TASK
Give every line of the material again, exactly as written.

MATERIAL FOR THIS TASK
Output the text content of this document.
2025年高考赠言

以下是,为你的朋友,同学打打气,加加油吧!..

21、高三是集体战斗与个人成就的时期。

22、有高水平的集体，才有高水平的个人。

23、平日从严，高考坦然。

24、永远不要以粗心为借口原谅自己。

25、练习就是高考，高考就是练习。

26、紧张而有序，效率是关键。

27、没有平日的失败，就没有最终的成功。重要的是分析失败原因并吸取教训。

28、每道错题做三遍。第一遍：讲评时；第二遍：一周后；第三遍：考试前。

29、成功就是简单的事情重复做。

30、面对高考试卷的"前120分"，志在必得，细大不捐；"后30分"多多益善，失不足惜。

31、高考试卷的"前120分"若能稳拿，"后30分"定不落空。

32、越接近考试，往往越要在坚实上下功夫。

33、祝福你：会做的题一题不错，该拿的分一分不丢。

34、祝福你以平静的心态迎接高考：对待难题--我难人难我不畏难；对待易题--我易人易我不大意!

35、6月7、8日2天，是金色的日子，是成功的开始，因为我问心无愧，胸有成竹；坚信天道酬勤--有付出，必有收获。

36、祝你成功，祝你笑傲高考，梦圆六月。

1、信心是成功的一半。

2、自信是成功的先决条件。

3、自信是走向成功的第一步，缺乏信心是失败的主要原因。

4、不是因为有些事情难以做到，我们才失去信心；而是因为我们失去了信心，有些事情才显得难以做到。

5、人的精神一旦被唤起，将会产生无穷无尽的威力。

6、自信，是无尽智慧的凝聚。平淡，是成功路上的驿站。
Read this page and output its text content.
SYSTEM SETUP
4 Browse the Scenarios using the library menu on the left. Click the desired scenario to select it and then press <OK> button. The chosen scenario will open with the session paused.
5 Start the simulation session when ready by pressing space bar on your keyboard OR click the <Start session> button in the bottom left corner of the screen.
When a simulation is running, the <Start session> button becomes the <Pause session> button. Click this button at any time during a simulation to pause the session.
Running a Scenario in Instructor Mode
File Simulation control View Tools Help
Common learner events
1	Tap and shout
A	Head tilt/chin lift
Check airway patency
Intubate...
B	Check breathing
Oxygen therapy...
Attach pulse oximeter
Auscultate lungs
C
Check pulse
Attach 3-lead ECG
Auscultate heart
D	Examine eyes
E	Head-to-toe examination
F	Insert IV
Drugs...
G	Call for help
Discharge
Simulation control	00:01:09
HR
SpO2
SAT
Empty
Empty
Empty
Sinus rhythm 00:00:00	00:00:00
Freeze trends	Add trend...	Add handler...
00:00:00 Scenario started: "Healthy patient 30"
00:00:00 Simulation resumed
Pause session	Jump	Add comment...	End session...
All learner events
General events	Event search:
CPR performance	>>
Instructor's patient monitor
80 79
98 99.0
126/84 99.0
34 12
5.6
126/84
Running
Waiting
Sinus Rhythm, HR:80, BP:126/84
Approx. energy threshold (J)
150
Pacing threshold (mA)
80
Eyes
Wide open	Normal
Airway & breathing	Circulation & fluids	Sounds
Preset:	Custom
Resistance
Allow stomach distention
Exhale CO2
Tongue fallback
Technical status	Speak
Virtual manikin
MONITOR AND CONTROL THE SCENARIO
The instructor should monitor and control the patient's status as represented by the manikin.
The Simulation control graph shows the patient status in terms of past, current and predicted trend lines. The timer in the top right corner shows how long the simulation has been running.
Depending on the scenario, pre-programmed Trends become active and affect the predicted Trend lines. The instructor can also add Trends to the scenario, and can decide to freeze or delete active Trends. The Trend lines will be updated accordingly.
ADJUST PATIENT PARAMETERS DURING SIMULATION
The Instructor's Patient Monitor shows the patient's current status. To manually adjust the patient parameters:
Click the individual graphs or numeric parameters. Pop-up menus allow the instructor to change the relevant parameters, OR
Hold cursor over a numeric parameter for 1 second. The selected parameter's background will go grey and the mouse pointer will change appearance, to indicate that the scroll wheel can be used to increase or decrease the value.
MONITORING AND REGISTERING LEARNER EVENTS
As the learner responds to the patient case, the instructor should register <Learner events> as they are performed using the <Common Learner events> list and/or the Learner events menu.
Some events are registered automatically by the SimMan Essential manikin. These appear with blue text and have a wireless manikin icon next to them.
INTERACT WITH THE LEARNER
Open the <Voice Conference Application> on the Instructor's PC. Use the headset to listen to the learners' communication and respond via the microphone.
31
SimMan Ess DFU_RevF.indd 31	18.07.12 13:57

EXERCISE SOLUTION
Output the text content of this document.
2025年高考赠言

以下是,为你的朋友,同学打打气,加加油吧!..

21、高三是集体战斗与个人成就的时期。

22、有高水平的集体，才有高水平的个人。

23、平日从严，高考坦然。

24、永远不要以粗心为借口原谅自己。

25、练习就是高考，高考就是练习。

26、紧张而有序，效率是关键。

27、没有平日的失败，就没有最终的成功。重要的是分析失败原因并吸取教训。

28、每道错题做三遍。第一遍：讲评时；第二遍：一周后；第三遍：考试前。

29、成功就是简单的事情重复做。

30、面对高考试卷的"前120分"，志在必得，细大不捐；"后30分"多多益善，失不足惜。

31、高考试卷的"前120分"若能稳拿，"后30分"定不落空。

32、越接近考试，往往越要在坚实上下功夫。

33、祝福你：会做的题一题不错，该拿的分一分不丢。

34、祝福你以平静的心态迎接高考：对待难题--我难人难我不畏难；对待易题--我易人易我不大意!

35、6月7、8日2天，是金色的日子，是成功的开始，因为我问心无愧，胸有成竹；坚信天道酬勤--有付出，必有收获。

36、祝你成功，祝你笑傲高考，梦圆六月。

1、信心是成功的一半。

2、自信是成功的先决条件。

3、自信是走向成功的第一步，缺乏信心是失败的主要原因。

4、不是因为有些事情难以做到，我们才失去信心；而是因为我们失去了信心，有些事情才显得难以做到。

5、人的精神一旦被唤起，将会产生无穷无尽的威力。

6、自信，是无尽智慧的凝聚。平淡，是成功路上的驿站。
Read this page and output its text content.
SYSTEM SETUP
4 Browse the Scenarios using the library menu on the left. Click the desired scenario to select it and then press <OK> button. The chosen scenario will open with the session paused.
5 Start the simulation session when ready by pressing space bar on your keyboard OR click the <Start session> button in the bottom left corner of the screen.
When a simulation is running, the <Start session> button becomes the <Pause session> button. Click this button at any time during a simulation to pause the session.
Running a Scenario in Instructor Mode
File Simulation control View Tools Help
Common learner events
1	Tap and shout
A	Head tilt/chin lift
Check airway patency
Intubate...
B	Check breathing
Oxygen therapy...
Attach pulse oximeter
Auscultate lungs
C
Check pulse
Attach 3-lead ECG
Auscultate heart
D	Examine eyes
E	Head-to-toe examination
F	Insert IV
Drugs...
G	Call for help
Discharge
Simulation control	00:01:09
HR
SpO2
SAT
Empty
Empty
Empty
Sinus rhythm 00:00:00	00:00:00
Freeze trends	Add trend...	Add handler...
00:00:00 Scenario started: "Healthy patient 30"
00:00:00 Simulation resumed
Pause session	Jump	Add comment...	End session...
All learner events
General events	Event search:
CPR performance	>>
Instructor's patient monitor
80 79
98 99.0
126/84 99.0
34 12
5.6
126/84
Running
Waiting
Sinus Rhythm, HR:80, BP:126/84
Approx. energy threshold (J)
150
Pacing threshold (mA)
80
Eyes
Wide open	Normal
Airway & breathing	Circulation & fluids	Sounds
Preset:	Custom
Resistance
Allow stomach distention
Exhale CO2
Tongue fallback
Technical status	Speak
Virtual manikin
MONITOR AND CONTROL THE SCENARIO
The instructor should monitor and control the patient's status as represented by the manikin.
The Simulation control graph shows the patient status in terms of past, current and predicted trend lines. The timer in the top right corner shows how long the simulation has been running.
Depending on the scenario, pre-programmed Trends become active and affect the predicted Trend lines. The instructor can also add Trends to the scenario, and can decide to freeze or delete active Trends. The Trend lines will be updated accordingly.
ADJUST PATIENT PARAMETERS DURING SIMULATION
The Instructor's Patient Monitor shows the patient's current status. To manually adjust the patient parameters:
Click the individual graphs or numeric parameters. Pop-up menus allow the instructor to change the relevant parameters, OR
Hold cursor over a numeric parameter for 1 second. The selected parameter's background will go grey and the mouse pointer will change appearance, to indicate that the scroll wheel can be used to increase or decrease the value.
MONITORING AND REGISTERING LEARNER EVENTS
As the learner responds to the patient case, the instructor should register <Learner events> as they are performed using the <Common Learner events> list and/or the Learner events menu.
Some events are registered automatically by the SimMan Essential manikin. These appear with blue text and have a wireless manikin icon next to them.
INTERACT WITH THE LEARNER
Open the <Voice Conference Application> on the Instructor's PC. Use the headset to listen to the learners' communication and respond via the microphone.
31
SimMan Ess DFU_RevF.indd 31	18.07.12 13:57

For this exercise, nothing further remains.